----- Items -----

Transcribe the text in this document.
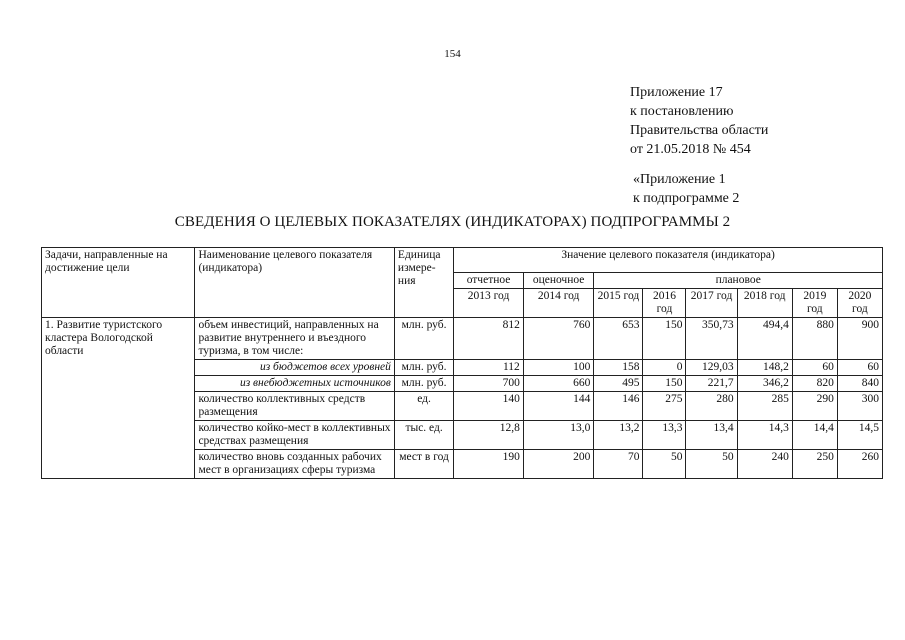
154
Приложение 17
к постановлению
Правительства области
от 21.05.2018 № 454
«Приложение 1
к подпрограмме 2
СВЕДЕНИЯ О ЦЕЛЕВЫХ ПОКАЗАТЕЛЯХ (ИНДИКАТОРАХ) ПОДПРОГРАММЫ 2
Задачи, направленные на достижение цели	Наименование целевого показателя (индикатора)	Единица измере-ния	Значение целевого показателя (индикатора)							
			отчетное	оценочное	плановое					
			2013 год	2014 год	2015 год	2016 год	2017 год	2018 год	2019 год	2020 год

1. Развитие туристского кластера Вологодской области	объем инвестиций, направленных на развитие внутреннего и въездного туризма, в том числе:	млн. руб.	812	760	653	150	350,73	494,4	880	900
	из бюджетов всех уровней	млн. руб.	112	100	158	0	129,03	148,2	60	60
	из внебюджетных источников	млн. руб.	700	660	495	150	221,7	346,2	820	840
	количество коллективных средств размещения	ед.	140	144	146	275	280	285	290	300
	количество койко-мест в коллективных средствах размещения	тыс. ед.	12,8	13,0	13,2	13,3	13,4	14,3	14,4	14,5
	количество вновь созданных рабочих мест в организациях сферы туризма	мест в год	190	200	70	50	50	240	250	260
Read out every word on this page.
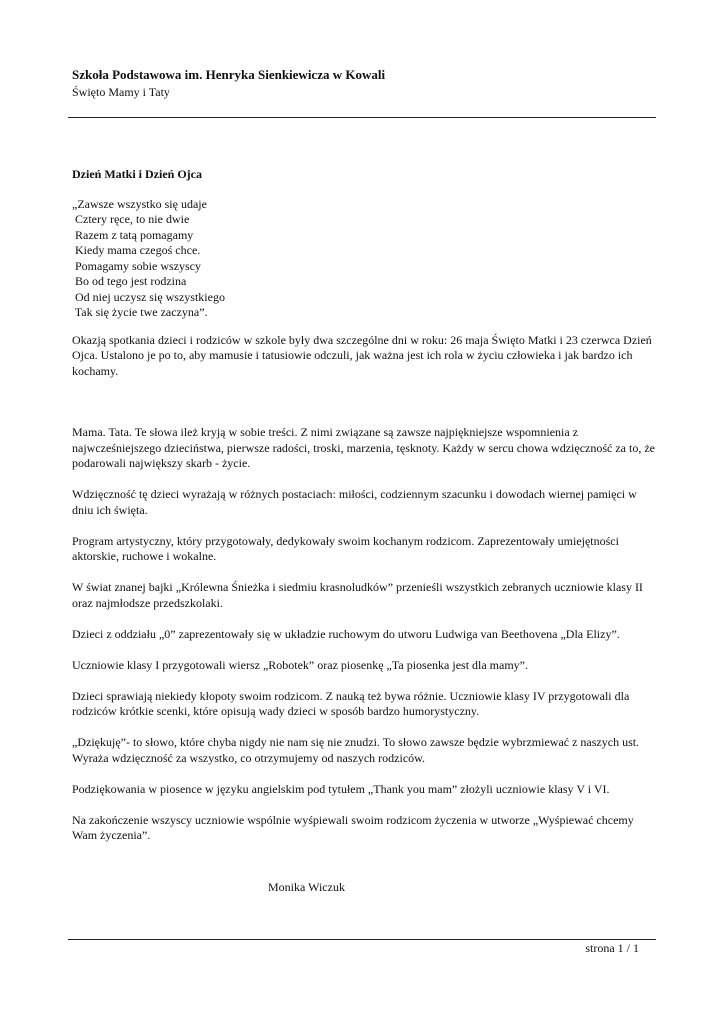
Szkoła Podstawowa im. Henryka Sienkiewicza w Kowali
Święto Mamy i Taty
Dzień Matki i Dzień Ojca
„Zawsze wszystko się udaje
Cztery ręce, to nie dwie
Razem z tatą pomagamy
Kiedy mama czegoś chce.
Pomagamy sobie wszyscy
Bo od tego jest rodzina
Od niej uczysz się wszystkiego
Tak się życie twe zaczyna”.

Okazją spotkania dzieci i rodziców w szkole były dwa szczególne dni w roku: 26 maja Święto Matki i 23 czerwca Dzień Ojca. Ustalono je po to, aby mamusie i tatusiowie odczuli, jak ważna jest ich rola w życiu człowieka i jak bardzo ich kochamy.

Mama. Tata. Te słowa ileż kryją w sobie treści. Z nimi związane są zawsze najpiękniejsze wspomnienia z najwcześniejszego dzieciństwa, pierwsze radości, troski, marzenia, tęsknoty. Każdy w sercu chowa wdzięczność za to, że podarowali największy skarb - życie.

Wdzięczność tę dzieci wyrażają w różnych postaciach: miłości, codziennym szacunku i dowodach wiernej pamięci w dniu ich święta.

Program artystyczny, który przygotowały, dedykowały swoim kochanym rodzicom. Zaprezentowały umiejętności aktorskie, ruchowe i wokalne.

W świat znanej bajki „Królewna Śnieżka i siedmiu krasnoludków” przenieśli wszystkich zebranych uczniowie klasy II oraz najmłodsze przedszkolaki.

Dzieci z oddziału „0” zaprezentowały się w układzie ruchowym do utworu Ludwiga van Beethovena „Dla Elizy”.

Uczniowie klasy I przygotowali wiersz „Robotek” oraz piosenkę „Ta piosenka jest dla mamy”.

Dzieci sprawiają niekiedy kłopoty swoim rodzicom. Z nauką też bywa różnie. Uczniowie klasy IV przygotowali dla rodziców krótkie scenki, które opisują wady dzieci w sposób bardzo humorystyczny.

„Dziękuję”- to słowo, które chyba nigdy nie nam się nie znudzi. To słowo zawsze będzie wybrzmiewać z naszych ust. Wyraża wdzięczność za wszystko, co otrzymujemy od naszych rodziców.

Podziękowania w piosence w języku angielskim pod tytułem „Thank you mam” złożyli uczniowie klasy V i VI.

Na zakończenie wszyscy uczniowie wspólnie wyśpiewali swoim rodzicom życzenia w utworze „Wyśpiewać chcemy Wam życzenia”.

Monika Wiczuk
strona 1 / 1
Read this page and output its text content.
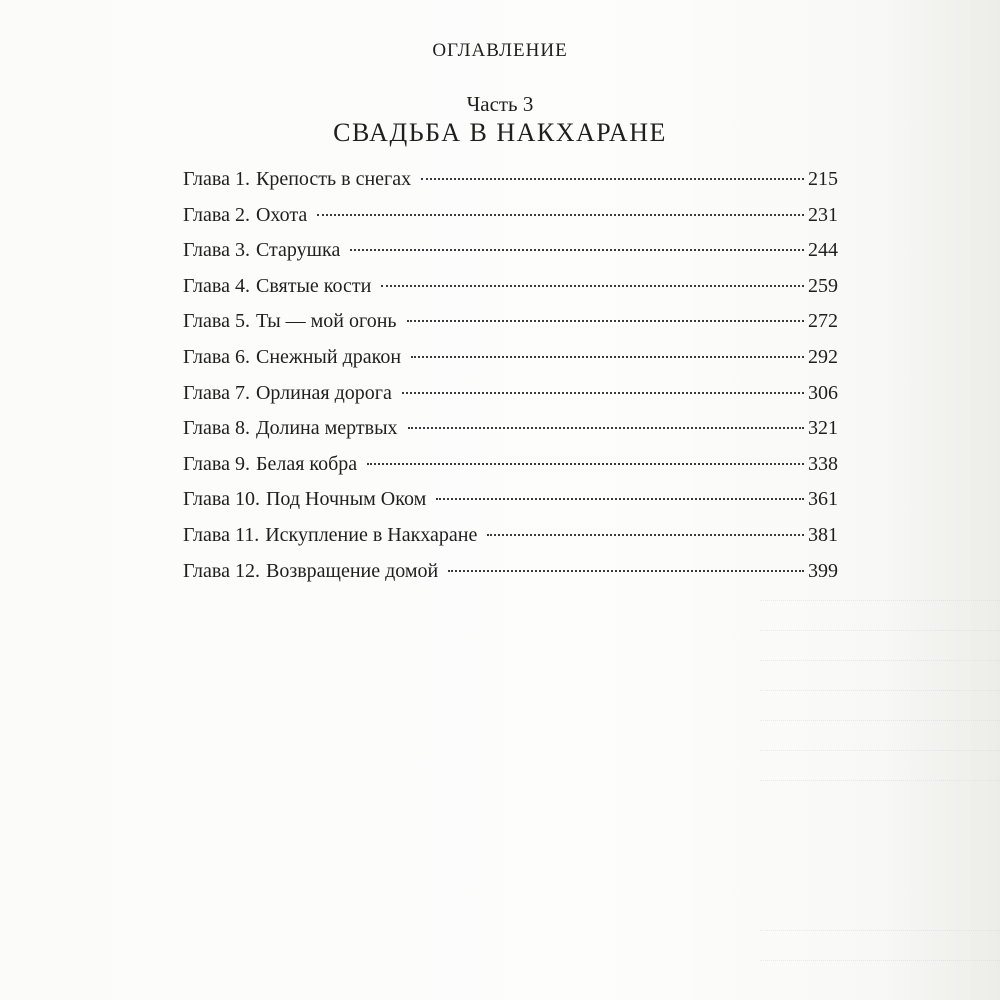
ОГЛАВЛЕНИЕ
Часть 3
СВАДЬБА В НАКХАРАНЕ
Глава 1. Крепость в снегах	215
Глава 2. Охота	231
Глава 3. Старушка	244
Глава 4. Святые кости	259
Глава 5. Ты — мой огонь	272
Глава 6. Снежный дракон	292
Глава 7. Орлиная дорога	306
Глава 8. Долина мертвых	321
Глава 9. Белая кобра	338
Глава 10. Под Ночным Оком	361
Глава 11. Искупление в Накхаране	381
Глава 12. Возвращение домой	399
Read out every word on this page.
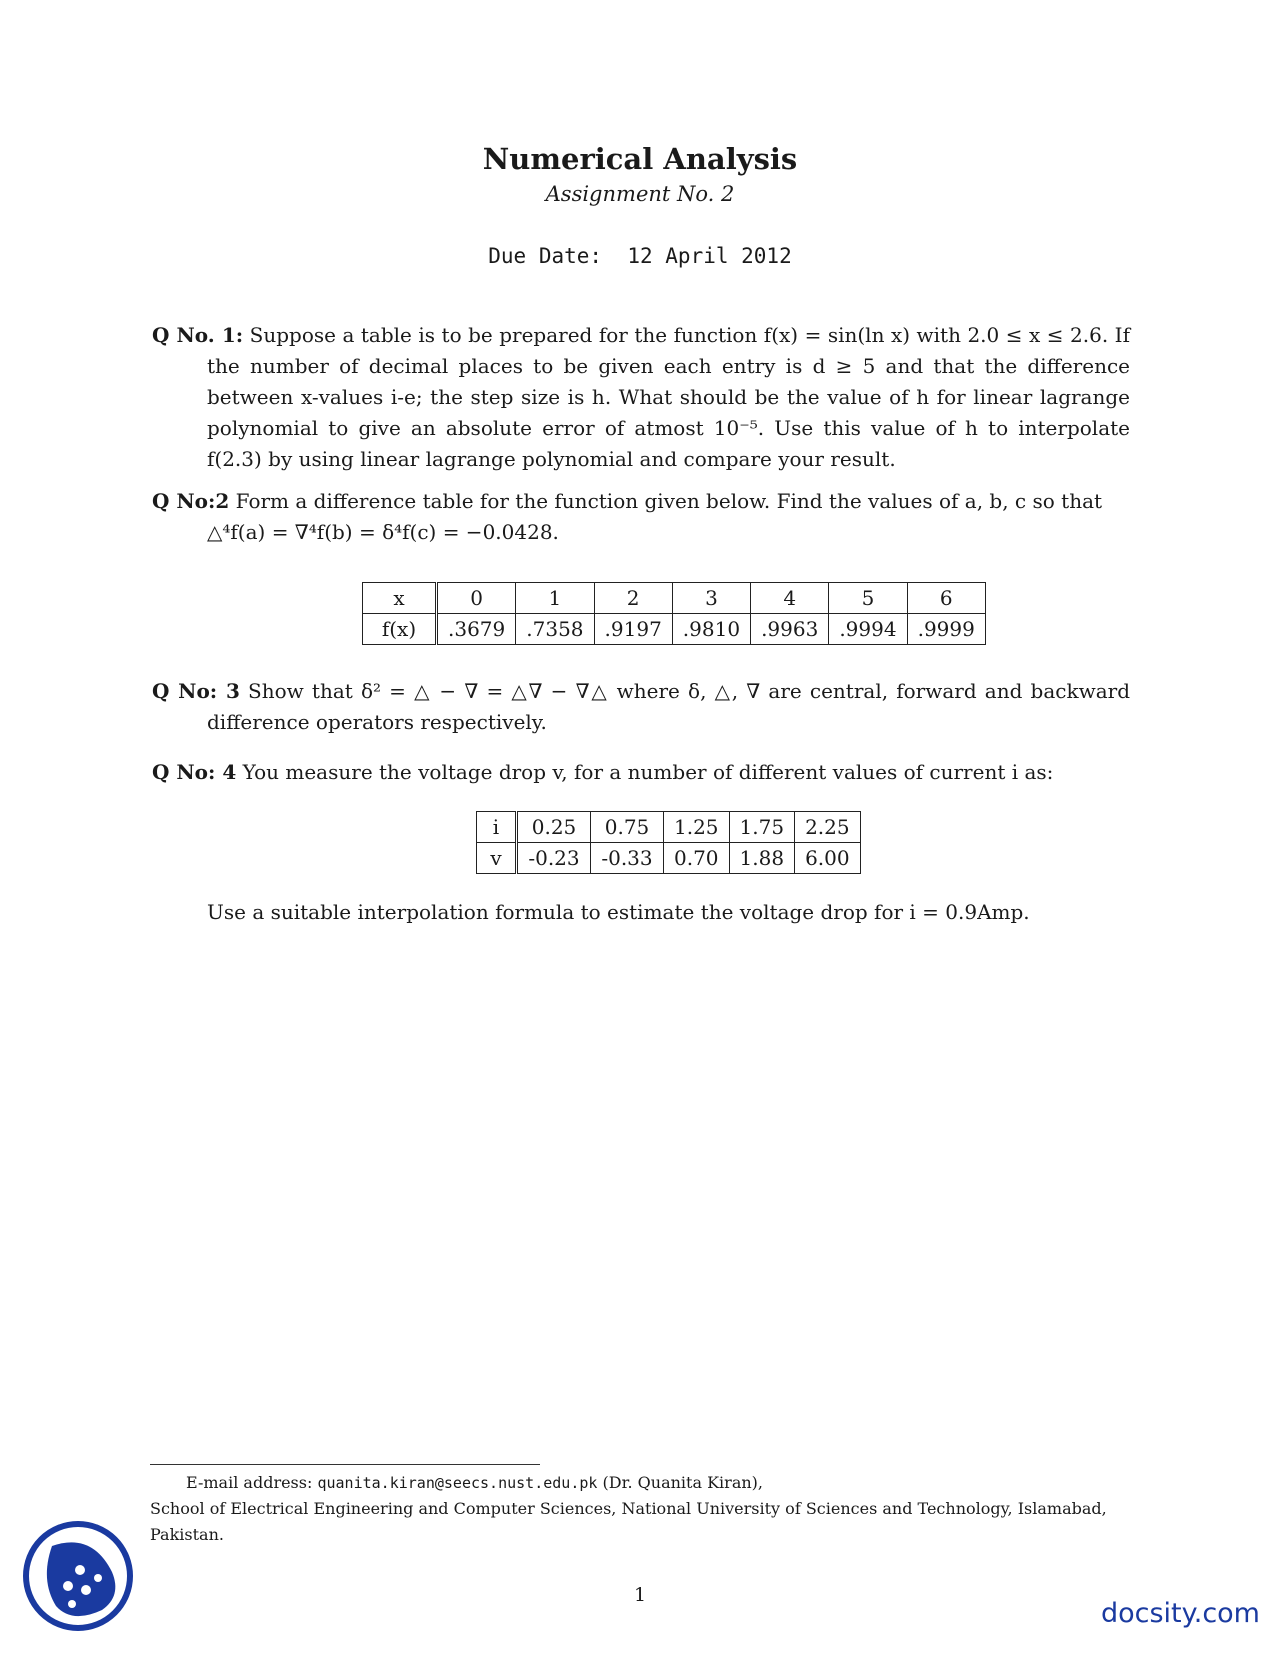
Numerical Analysis
Assignment No. 2
Due Date: 12 April 2012

Q No. 1: Suppose a table is to be prepared for the function f(x) = sin(ln x) with 2.0 ≤ x ≤ 2.6. If the number of decimal places to be given each entry is d ≥ 5 and that the difference between x-values i-e; the step size is h. What should be the value of h for linear lagrange polynomial to give an absolute error of atmost 10⁻⁵. Use this value of h to interpolate f(2.3) by using linear lagrange polynomial and compare your result.

Q No:2 Form a difference table for the function given below. Find the values of a, b, c so that

△⁴f(a) = ∇⁴f(b) = δ⁴f(c) = −0.0428.
x	0	1	2	3	4	5	6
f(x)	.3679	.7358	.9197	.9810	.9963	.9994	.9999

Q No: 3 Show that δ² = △ − ∇ = △∇ − ∇△ where δ, △, ∇ are central, forward and backward difference operators respectively.

Q No: 4 You measure the voltage drop v, for a number of different values of current i as:

i	0.25	0.75	1.25	1.75	2.25
v	-0.23	-0.33	0.70	1.88	6.00
Use a suitable interpolation formula to estimate the voltage drop for i = 0.9Amp.
E-mail address: quanita.kiran@seecs.nust.edu.pk (Dr. Quanita Kiran),
School of Electrical Engineering and Computer Sciences, National University of Sciences and Technology, Islamabad, Pakistan.
1
docsity.com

-----

= Aim =
Transcribe the material as is, with images omitted.

= Answer to this problem =
Transcribe the text in this document.
154
Приложение 17
к постановлению
Правительства области
от 21.05.2018 № 454
«Приложение 1
к подпрограмме 2
СВЕДЕНИЯ О ЦЕЛЕВЫХ ПОКАЗАТЕЛЯХ (ИНДИКАТОРАХ) ПОДПРОГРАММЫ 2
Задачи, направленные на достижение цели	Наименование целевого показателя (индикатора)	Единица измере-ния	Значение целевого показателя (индикатора)							
			отчетное	оценочное	плановое					
			2013 год	2014 год	2015 год	2016 год	2017 год	2018 год	2019 год	2020 год

1. Развитие туристского кластера Вологодской области	объем инвестиций, направленных на развитие внутреннего и въездного туризма, в том числе:	млн. руб.	812	760	653	150	350,73	494,4	880	900
	из бюджетов всех уровней	млн. руб.	112	100	158	0	129,03	148,2	60	60
	из внебюджетных источников	млн. руб.	700	660	495	150	221,7	346,2	820	840
	количество коллективных средств размещения	ед.	140	144	146	275	280	285	290	300
	количество койко-мест в коллективных средствах размещения	тыс. ед.	12,8	13,0	13,2	13,3	13,4	14,3	14,4	14,5
	количество вновь созданных рабочих мест в организациях сферы туризма	мест в год	190	200	70	50	50	240	250	260
Read out every word on this page.
Szkoła Podstawowa im. Henryka Sienkiewicza w Kowali
Święto Mamy i Taty
Dzień Matki i Dzień Ojca
„Zawsze wszystko się udaje
Cztery ręce, to nie dwie
Razem z tatą pomagamy
Kiedy mama czegoś chce.
Pomagamy sobie wszyscy
Bo od tego jest rodzina
Od niej uczysz się wszystkiego
Tak się życie twe zaczyna”.

Okazją spotkania dzieci i rodziców w szkole były dwa szczególne dni w roku: 26 maja Święto Matki i 23 czerwca Dzień Ojca. Ustalono je po to, aby mamusie i tatusiowie odczuli, jak ważna jest ich rola w życiu człowieka i jak bardzo ich kochamy.

Mama. Tata. Te słowa ileż kryją w sobie treści. Z nimi związane są zawsze najpiękniejsze wspomnienia z najwcześniejszego dzieciństwa, pierwsze radości, troski, marzenia, tęsknoty. Każdy w sercu chowa wdzięczność za to, że podarowali największy skarb - życie.

Wdzięczność tę dzieci wyrażają w różnych postaciach: miłości, codziennym szacunku i dowodach wiernej pamięci w dniu ich święta.

Program artystyczny, który przygotowały, dedykowały swoim kochanym rodzicom. Zaprezentowały umiejętności aktorskie, ruchowe i wokalne.

W świat znanej bajki „Królewna Śnieżka i siedmiu krasnoludków” przenieśli wszystkich zebranych uczniowie klasy II oraz najmłodsze przedszkolaki.

Dzieci z oddziału „0” zaprezentowały się w układzie ruchowym do utworu Ludwiga van Beethovena „Dla Elizy”.

Uczniowie klasy I przygotowali wiersz „Robotek” oraz piosenkę „Ta piosenka jest dla mamy”.

Dzieci sprawiają niekiedy kłopoty swoim rodzicom. Z nauką też bywa różnie. Uczniowie klasy IV przygotowali dla rodziców krótkie scenki, które opisują wady dzieci w sposób bardzo humorystyczny.

„Dziękuję”- to słowo, które chyba nigdy nie nam się nie znudzi. To słowo zawsze będzie wybrzmiewać z naszych ust. Wyraża wdzięczność za wszystko, co otrzymujemy od naszych rodziców.

Podziękowania w piosence w języku angielskim pod tytułem „Thank you mam” złożyli uczniowie klasy V i VI.

Na zakończenie wszyscy uczniowie wspólnie wyśpiewali swoim rodzicom życzenia w utworze „Wyśpiewać chcemy Wam życzenia”.

Monika Wiczuk
strona 1 / 1
Read this page and output its text content.
ОГЛАВЛЕНИЕ
Часть 3
СВАДЬБА В НАКХАРАНЕ
Глава 1. Крепость в снегах	215
Глава 2. Охота	231
Глава 3. Старушка	244
Глава 4. Святые кости	259
Глава 5. Ты — мой огонь	272
Глава 6. Снежный дракон	292
Глава 7. Орлиная дорога	306
Глава 8. Долина мертвых	321
Глава 9. Белая кобра	338
Глава 10. Под Ночным Оком	361
Глава 11. Искупление в Накхаране	381
Глава 12. Возвращение домой	399
Read out every word on this page.
Numerical Analysis
Assignment No. 2
Due Date: 12 April 2012

Q No. 1: Suppose a table is to be prepared for the function f(x) = sin(ln x) with 2.0 ≤ x ≤ 2.6. If the number of decimal places to be given each entry is d ≥ 5 and that the difference between x-values i-e; the step size is h. What should be the value of h for linear lagrange polynomial to give an absolute error of atmost 10⁻⁵. Use this value of h to interpolate f(2.3) by using linear lagrange polynomial and compare your result.

Q No:2 Form a difference table for the function given below. Find the values of a, b, c so that

△⁴f(a) = ∇⁴f(b) = δ⁴f(c) = −0.0428.
x	0	1	2	3	4	5	6
f(x)	.3679	.7358	.9197	.9810	.9963	.9994	.9999

Q No: 3 Show that δ² = △ − ∇ = △∇ − ∇△ where δ, △, ∇ are central, forward and backward difference operators respectively.

Q No: 4 You measure the voltage drop v, for a number of different values of current i as:

i	0.25	0.75	1.25	1.75	2.25
v	-0.23	-0.33	0.70	1.88	6.00
Use a suitable interpolation formula to estimate the voltage drop for i = 0.9Amp.
E-mail address: quanita.kiran@seecs.nust.edu.pk (Dr. Quanita Kiran),
School of Electrical Engineering and Computer Sciences, National University of Sciences and Technology, Islamabad, Pakistan.
1
docsity.com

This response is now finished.